INSTRUCTIONS TO FOLLOW:
Count lines, not occurrences: give the number of lines holding the word "capó", and nothing besides.

[Data entries]
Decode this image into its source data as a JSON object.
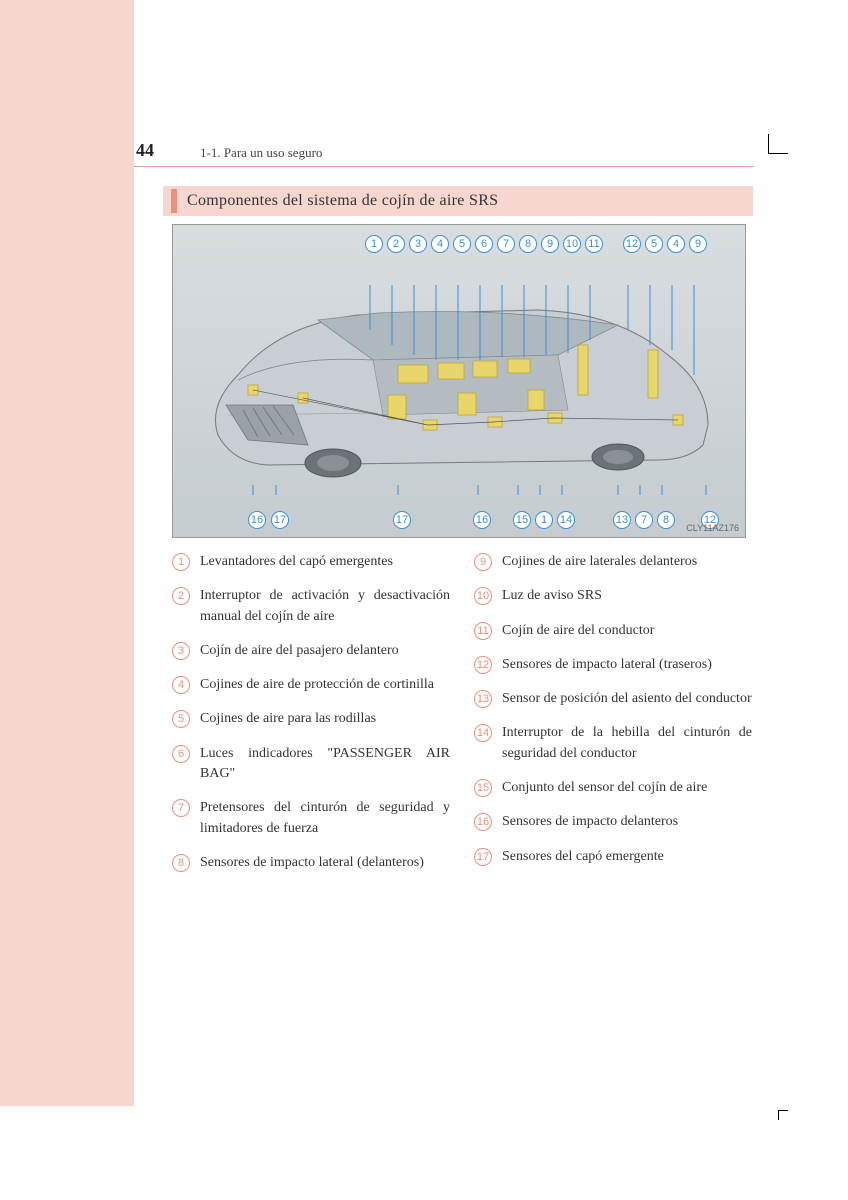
{
  "page_number": "44",
  "section_header": "1-1. Para un uso seguro",
  "title": "Componentes del sistema de cojín de aire SRS",
  "diagram": {
    "code": "CLY11AZ176",
    "top_callouts": [
      "1",
      "2",
      "3",
      "4",
      "5",
      "6",
      "7",
      "8",
      "9",
      "10",
      "11",
      "12",
      "5",
      "4",
      "9"
    ],
    "bottom_callouts": [
      "16",
      "17",
      "17",
      "16",
      "15",
      "1",
      "14",
      "13",
      "7",
      "8",
      "12"
    ],
    "accent_color": "#3b8fd6",
    "car_body_color": "#b8bec3",
    "component_color": "#e8d66b",
    "background_gradient_top": "#d8dde0",
    "background_gradient_bottom": "#c5ccd0"
  },
  "legend_accent": "#e89080",
  "legend_left": [
    {
      "n": "1",
      "t": "Levantadores del capó emergentes"
    },
    {
      "n": "2",
      "t": "Interruptor de activación y desactivación manual del cojín de aire"
    },
    {
      "n": "3",
      "t": "Cojín de aire del pasajero delantero"
    },
    {
      "n": "4",
      "t": "Cojines de aire de protección de cortinilla"
    },
    {
      "n": "5",
      "t": "Cojines de aire para las rodillas"
    },
    {
      "n": "6",
      "t": "Luces indicadores \"PASSENGER AIR BAG\""
    },
    {
      "n": "7",
      "t": "Pretensores del cinturón de seguridad y limitadores de fuerza"
    },
    {
      "n": "8",
      "t": "Sensores de impacto lateral (delanteros)"
    }
  ],
  "legend_right": [
    {
      "n": "9",
      "t": "Cojines de aire laterales delanteros"
    },
    {
      "n": "10",
      "t": "Luz de aviso SRS"
    },
    {
      "n": "11",
      "t": "Cojín de aire del conductor"
    },
    {
      "n": "12",
      "t": "Sensores de impacto lateral (traseros)"
    },
    {
      "n": "13",
      "t": "Sensor de posición del asiento del conductor"
    },
    {
      "n": "14",
      "t": "Interruptor de la hebilla del cinturón de seguridad del conductor"
    },
    {
      "n": "15",
      "t": "Conjunto del sensor del cojín de aire"
    },
    {
      "n": "16",
      "t": "Sensores de impacto delanteros"
    },
    {
      "n": "17",
      "t": "Sensores del capó emergente"
    }
  ]
}
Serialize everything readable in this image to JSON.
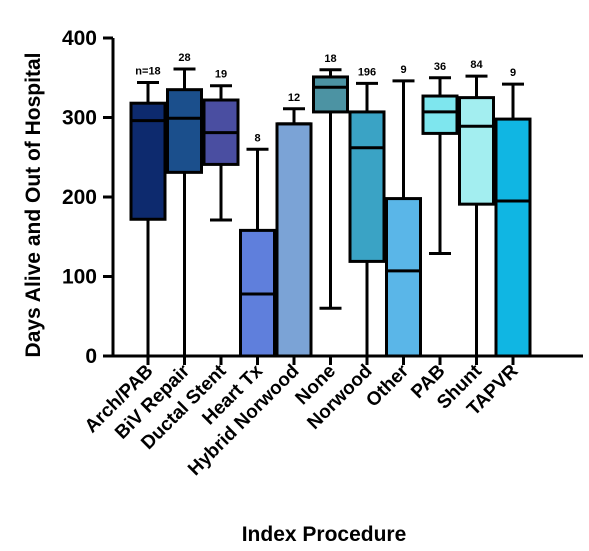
{
  "chart_data": {
    "type": "boxplot",
    "title": "",
    "xlabel": "Index Procedure",
    "ylabel": "Days Alive and Out of Hospital",
    "ylim": [
      0,
      400
    ],
    "yticks": [
      0,
      100,
      200,
      300,
      400
    ],
    "grid": false,
    "legend": "none",
    "categories": [
      "Arch/PAB",
      "BiV Repair",
      "Ductal Stent",
      "Heart Tx",
      "Hybrid Norwood",
      "None",
      "Norwood",
      "Other",
      "PAB",
      "Shunt",
      "TAPVR"
    ],
    "n_labels": [
      "n=18",
      "28",
      "19",
      "8",
      "12",
      "18",
      "196",
      "9",
      "36",
      "84",
      "9"
    ],
    "colors": [
      "#0d2a6e",
      "#1b4f8c",
      "#4a4ea1",
      "#5f7fdc",
      "#7ba3d6",
      "#4c93a3",
      "#3aa3c5",
      "#5ab6e8",
      "#7ee6ee",
      "#a3eef0",
      "#10b6e3"
    ],
    "boxes": [
      {
        "whisker_low": 0,
        "q1": 172,
        "median": 296,
        "q3": 318,
        "whisker_high": 344
      },
      {
        "whisker_low": 0,
        "q1": 231,
        "median": 299,
        "q3": 335,
        "whisker_high": 361
      },
      {
        "whisker_low": 171,
        "q1": 241,
        "median": 281,
        "q3": 322,
        "whisker_high": 340
      },
      {
        "whisker_low": 0,
        "q1": 0,
        "median": 78,
        "q3": 158,
        "whisker_high": 260
      },
      {
        "whisker_low": 0,
        "q1": 0,
        "median": 292,
        "q3": 292,
        "whisker_high": 311
      },
      {
        "whisker_low": 60,
        "q1": 307,
        "median": 338,
        "q3": 351,
        "whisker_high": 360
      },
      {
        "whisker_low": 0,
        "q1": 119,
        "median": 262,
        "q3": 307,
        "whisker_high": 343
      },
      {
        "whisker_low": 0,
        "q1": 0,
        "median": 107,
        "q3": 198,
        "whisker_high": 346
      },
      {
        "whisker_low": 129,
        "q1": 280,
        "median": 307,
        "q3": 327,
        "whisker_high": 350
      },
      {
        "whisker_low": 0,
        "q1": 191,
        "median": 289,
        "q3": 325,
        "whisker_high": 352
      },
      {
        "whisker_low": 0,
        "q1": 0,
        "median": 195,
        "q3": 298,
        "whisker_high": 342
      }
    ]
  }
}
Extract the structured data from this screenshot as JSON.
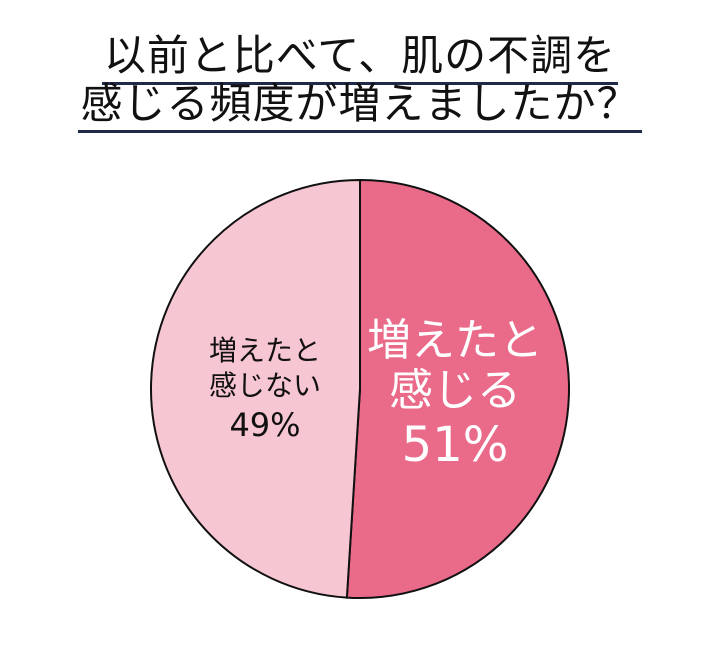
{
  "chart_data": {
    "type": "pie",
    "title": [
      "以前と比べて、肌の不調を",
      "感じる頻度が増えましたか？"
    ],
    "slices": [
      {
        "label": [
          "増えたと",
          "感じる"
        ],
        "value": 51,
        "value_label": "51%",
        "color": "#EA6A8A",
        "text_color": "#FFFFFF"
      },
      {
        "label": [
          "増えたと",
          "感じない"
        ],
        "value": 49,
        "value_label": "49%",
        "color": "#F7C6D3",
        "text_color": "#111111"
      }
    ],
    "start": "top",
    "direction": "clockwise"
  }
}
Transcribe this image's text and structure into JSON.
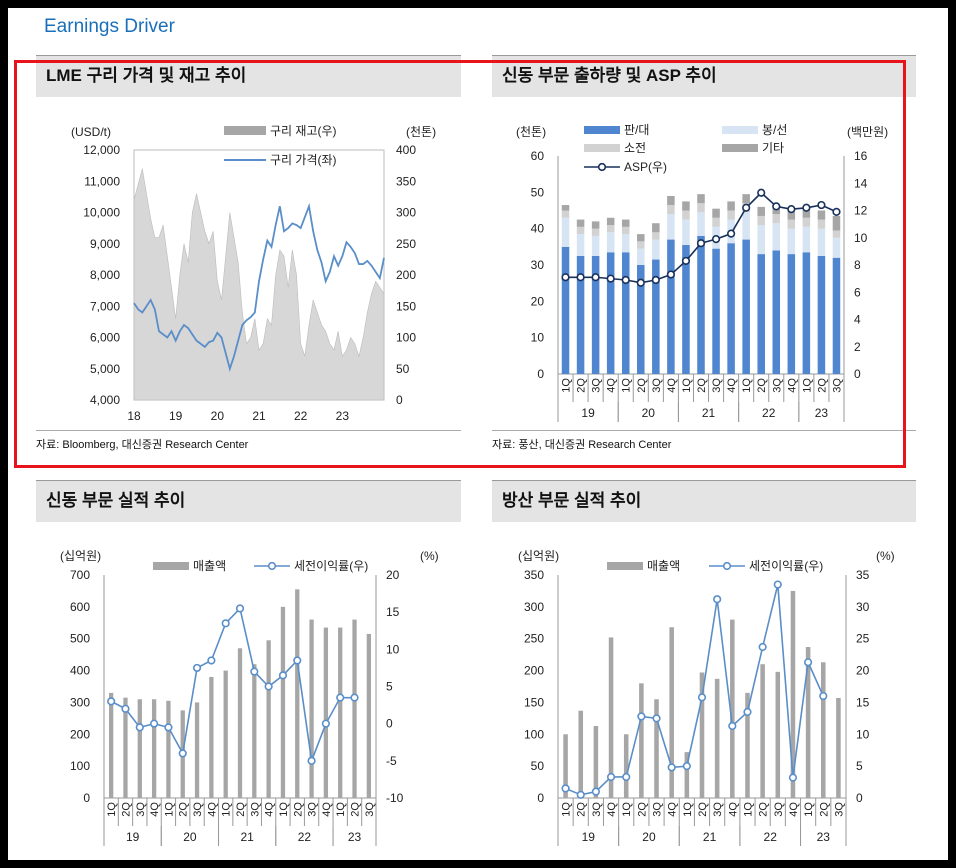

EXERCISE RESULT:
2